- **Your task**
Write out the full set of records below exactly.

- **Provided entries**
'''

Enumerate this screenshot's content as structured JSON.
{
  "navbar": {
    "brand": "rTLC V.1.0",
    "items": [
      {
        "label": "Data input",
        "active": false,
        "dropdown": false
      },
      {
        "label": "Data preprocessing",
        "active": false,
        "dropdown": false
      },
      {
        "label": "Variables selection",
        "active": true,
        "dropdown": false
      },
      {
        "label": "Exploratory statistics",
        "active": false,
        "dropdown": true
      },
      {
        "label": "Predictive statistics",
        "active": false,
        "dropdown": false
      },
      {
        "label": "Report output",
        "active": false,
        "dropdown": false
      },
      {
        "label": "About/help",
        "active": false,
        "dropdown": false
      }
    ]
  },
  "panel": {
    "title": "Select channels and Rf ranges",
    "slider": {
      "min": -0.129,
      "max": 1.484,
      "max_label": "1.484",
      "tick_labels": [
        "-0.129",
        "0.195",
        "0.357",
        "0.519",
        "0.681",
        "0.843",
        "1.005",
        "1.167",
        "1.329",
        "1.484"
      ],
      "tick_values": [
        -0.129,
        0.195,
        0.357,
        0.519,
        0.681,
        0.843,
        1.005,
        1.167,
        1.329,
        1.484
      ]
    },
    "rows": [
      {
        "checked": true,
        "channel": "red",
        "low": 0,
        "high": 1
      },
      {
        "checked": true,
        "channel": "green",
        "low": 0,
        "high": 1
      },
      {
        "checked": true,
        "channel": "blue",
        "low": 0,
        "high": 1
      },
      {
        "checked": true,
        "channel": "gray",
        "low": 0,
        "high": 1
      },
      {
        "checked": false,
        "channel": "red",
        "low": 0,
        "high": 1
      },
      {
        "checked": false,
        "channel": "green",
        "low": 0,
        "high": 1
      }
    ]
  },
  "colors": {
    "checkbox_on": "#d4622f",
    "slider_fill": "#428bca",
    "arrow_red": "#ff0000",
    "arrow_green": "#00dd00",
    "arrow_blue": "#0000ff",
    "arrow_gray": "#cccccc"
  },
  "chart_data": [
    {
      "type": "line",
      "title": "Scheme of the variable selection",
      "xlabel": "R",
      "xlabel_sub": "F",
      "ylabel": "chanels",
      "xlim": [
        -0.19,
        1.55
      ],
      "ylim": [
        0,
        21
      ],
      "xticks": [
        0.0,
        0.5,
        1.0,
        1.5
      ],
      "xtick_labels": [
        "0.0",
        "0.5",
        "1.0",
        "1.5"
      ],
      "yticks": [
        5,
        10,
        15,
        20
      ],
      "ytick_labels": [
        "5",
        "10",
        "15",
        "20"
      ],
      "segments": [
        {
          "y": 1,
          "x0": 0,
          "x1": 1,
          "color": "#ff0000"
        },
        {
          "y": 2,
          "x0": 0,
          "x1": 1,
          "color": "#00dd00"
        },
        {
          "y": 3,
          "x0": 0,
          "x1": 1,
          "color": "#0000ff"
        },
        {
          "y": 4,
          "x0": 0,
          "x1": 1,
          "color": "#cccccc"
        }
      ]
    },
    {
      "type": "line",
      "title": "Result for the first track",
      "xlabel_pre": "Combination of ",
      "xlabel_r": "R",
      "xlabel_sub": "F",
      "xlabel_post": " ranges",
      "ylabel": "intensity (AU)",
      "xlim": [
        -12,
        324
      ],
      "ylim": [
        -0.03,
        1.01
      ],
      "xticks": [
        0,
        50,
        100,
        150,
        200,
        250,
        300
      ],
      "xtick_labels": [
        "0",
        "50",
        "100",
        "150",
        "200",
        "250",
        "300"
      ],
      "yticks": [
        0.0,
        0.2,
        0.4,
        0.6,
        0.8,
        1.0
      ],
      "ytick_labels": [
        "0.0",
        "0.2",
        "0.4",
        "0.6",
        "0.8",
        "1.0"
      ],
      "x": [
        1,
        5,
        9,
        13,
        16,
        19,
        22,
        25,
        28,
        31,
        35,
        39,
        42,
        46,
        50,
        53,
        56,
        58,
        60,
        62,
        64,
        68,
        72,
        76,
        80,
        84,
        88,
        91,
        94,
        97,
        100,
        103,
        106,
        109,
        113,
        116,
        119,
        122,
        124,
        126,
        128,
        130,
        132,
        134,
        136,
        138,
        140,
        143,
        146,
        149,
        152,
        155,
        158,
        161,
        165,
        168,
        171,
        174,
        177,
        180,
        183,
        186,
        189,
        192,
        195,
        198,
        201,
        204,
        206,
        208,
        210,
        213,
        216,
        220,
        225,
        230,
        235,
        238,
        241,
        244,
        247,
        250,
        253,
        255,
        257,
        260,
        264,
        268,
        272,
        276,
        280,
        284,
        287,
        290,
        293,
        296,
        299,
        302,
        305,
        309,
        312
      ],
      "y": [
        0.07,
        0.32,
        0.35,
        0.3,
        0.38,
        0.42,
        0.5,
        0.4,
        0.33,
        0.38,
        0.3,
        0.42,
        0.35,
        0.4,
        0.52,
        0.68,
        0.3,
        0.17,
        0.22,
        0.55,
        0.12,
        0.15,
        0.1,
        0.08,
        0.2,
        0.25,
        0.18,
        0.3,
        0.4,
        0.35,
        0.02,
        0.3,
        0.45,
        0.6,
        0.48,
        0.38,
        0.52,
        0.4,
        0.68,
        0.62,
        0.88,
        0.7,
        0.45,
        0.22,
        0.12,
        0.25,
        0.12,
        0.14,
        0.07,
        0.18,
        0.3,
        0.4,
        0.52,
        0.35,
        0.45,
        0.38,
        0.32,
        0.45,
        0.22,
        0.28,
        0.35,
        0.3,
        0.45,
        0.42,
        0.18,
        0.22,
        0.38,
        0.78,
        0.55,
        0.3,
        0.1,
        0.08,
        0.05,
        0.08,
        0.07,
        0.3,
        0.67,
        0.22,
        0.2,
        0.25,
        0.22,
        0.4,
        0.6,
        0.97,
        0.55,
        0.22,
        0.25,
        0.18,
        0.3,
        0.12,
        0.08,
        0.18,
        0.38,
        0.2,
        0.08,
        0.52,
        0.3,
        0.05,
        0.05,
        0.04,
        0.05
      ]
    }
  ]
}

'''

- **Solved problem**
Enumerate this screenshot's content as structured JSON.
{
  "navbar": {
    "brand": "rTLC V.1.0",
    "items": [
      {
        "label": "Data input",
        "active": false,
        "dropdown": false
      },
      {
        "label": "Data preprocessing",
        "active": false,
        "dropdown": false
      },
      {
        "label": "Variables selection",
        "active": true,
        "dropdown": false
      },
      {
        "label": "Exploratory statistics",
        "active": false,
        "dropdown": true
      },
      {
        "label": "Predictive statistics",
        "active": false,
        "dropdown": false
      },
      {
        "label": "Report output",
        "active": false,
        "dropdown": false
      },
      {
        "label": "About/help",
        "active": false,
        "dropdown": false
      }
    ]
  },
  "panel": {
    "title": "Select channels and Rf ranges",
    "slider": {
      "min": -0.129,
      "max": 1.484,
      "max_label": "1.484",
      "tick_labels": [
        "-0.129",
        "0.195",
        "0.357",
        "0.519",
        "0.681",
        "0.843",
        "1.005",
        "1.167",
        "1.329",
        "1.484"
      ],
      "tick_values": [
        -0.129,
        0.195,
        0.357,
        0.519,
        0.681,
        0.843,
        1.005,
        1.167,
        1.329,
        1.484
      ]
    },
    "rows": [
      {
        "checked": true,
        "channel": "red",
        "low": 0,
        "high": 1
      },
      {
        "checked": true,
        "channel": "green",
        "low": 0,
        "high": 1
      },
      {
        "checked": true,
        "channel": "blue",
        "low": 0,
        "high": 1
      },
      {
        "checked": true,
        "channel": "gray",
        "low": 0,
        "high": 1
      },
      {
        "checked": false,
        "channel": "red",
        "low": 0,
        "high": 1
      },
      {
        "checked": false,
        "channel": "green",
        "low": 0,
        "high": 1
      }
    ]
  },
  "colors": {
    "checkbox_on": "#d4622f",
    "slider_fill": "#428bca",
    "arrow_red": "#ff0000",
    "arrow_green": "#00dd00",
    "arrow_blue": "#0000ff",
    "arrow_gray": "#cccccc"
  },
  "chart_data": [
    {
      "type": "line",
      "title": "Scheme of the variable selection",
      "xlabel": "R",
      "xlabel_sub": "F",
      "ylabel": "chanels",
      "xlim": [
        -0.19,
        1.55
      ],
      "ylim": [
        0,
        21
      ],
      "xticks": [
        0.0,
        0.5,
        1.0,
        1.5
      ],
      "xtick_labels": [
        "0.0",
        "0.5",
        "1.0",
        "1.5"
      ],
      "yticks": [
        5,
        10,
        15,
        20
      ],
      "ytick_labels": [
        "5",
        "10",
        "15",
        "20"
      ],
      "segments": [
        {
          "y": 1,
          "x0": 0,
          "x1": 1,
          "color": "#ff0000"
        },
        {
          "y": 2,
          "x0": 0,
          "x1": 1,
          "color": "#00dd00"
        },
        {
          "y": 3,
          "x0": 0,
          "x1": 1,
          "color": "#0000ff"
        },
        {
          "y": 4,
          "x0": 0,
          "x1": 1,
          "color": "#cccccc"
        }
      ]
    },
    {
      "type": "line",
      "title": "Result for the first track",
      "xlabel_pre": "Combination of ",
      "xlabel_r": "R",
      "xlabel_sub": "F",
      "xlabel_post": " ranges",
      "ylabel": "intensity (AU)",
      "xlim": [
        -12,
        324
      ],
      "ylim": [
        -0.03,
        1.01
      ],
      "xticks": [
        0,
        50,
        100,
        150,
        200,
        250,
        300
      ],
      "xtick_labels": [
        "0",
        "50",
        "100",
        "150",
        "200",
        "250",
        "300"
      ],
      "yticks": [
        0.0,
        0.2,
        0.4,
        0.6,
        0.8,
        1.0
      ],
      "ytick_labels": [
        "0.0",
        "0.2",
        "0.4",
        "0.6",
        "0.8",
        "1.0"
      ],
      "x": [
        1,
        5,
        9,
        13,
        16,
        19,
        22,
        25,
        28,
        31,
        35,
        39,
        42,
        46,
        50,
        53,
        56,
        58,
        60,
        62,
        64,
        68,
        72,
        76,
        80,
        84,
        88,
        91,
        94,
        97,
        100,
        103,
        106,
        109,
        113,
        116,
        119,
        122,
        124,
        126,
        128,
        130,
        132,
        134,
        136,
        138,
        140,
        143,
        146,
        149,
        152,
        155,
        158,
        161,
        165,
        168,
        171,
        174,
        177,
        180,
        183,
        186,
        189,
        192,
        195,
        198,
        201,
        204,
        206,
        208,
        210,
        213,
        216,
        220,
        225,
        230,
        235,
        238,
        241,
        244,
        247,
        250,
        253,
        255,
        257,
        260,
        264,
        268,
        272,
        276,
        280,
        284,
        287,
        290,
        293,
        296,
        299,
        302,
        305,
        309,
        312
      ],
      "y": [
        0.07,
        0.32,
        0.35,
        0.3,
        0.38,
        0.42,
        0.5,
        0.4,
        0.33,
        0.38,
        0.3,
        0.42,
        0.35,
        0.4,
        0.52,
        0.68,
        0.3,
        0.17,
        0.22,
        0.55,
        0.12,
        0.15,
        0.1,
        0.08,
        0.2,
        0.25,
        0.18,
        0.3,
        0.4,
        0.35,
        0.02,
        0.3,
        0.45,
        0.6,
        0.48,
        0.38,
        0.52,
        0.4,
        0.68,
        0.62,
        0.88,
        0.7,
        0.45,
        0.22,
        0.12,
        0.25,
        0.12,
        0.14,
        0.07,
        0.18,
        0.3,
        0.4,
        0.52,
        0.35,
        0.45,
        0.38,
        0.32,
        0.45,
        0.22,
        0.28,
        0.35,
        0.3,
        0.45,
        0.42,
        0.18,
        0.22,
        0.38,
        0.78,
        0.55,
        0.3,
        0.1,
        0.08,
        0.05,
        0.08,
        0.07,
        0.3,
        0.67,
        0.22,
        0.2,
        0.25,
        0.22,
        0.4,
        0.6,
        0.97,
        0.55,
        0.22,
        0.25,
        0.18,
        0.3,
        0.12,
        0.08,
        0.18,
        0.38,
        0.2,
        0.08,
        0.52,
        0.3,
        0.05,
        0.05,
        0.04,
        0.05
      ]
    }
  ]
}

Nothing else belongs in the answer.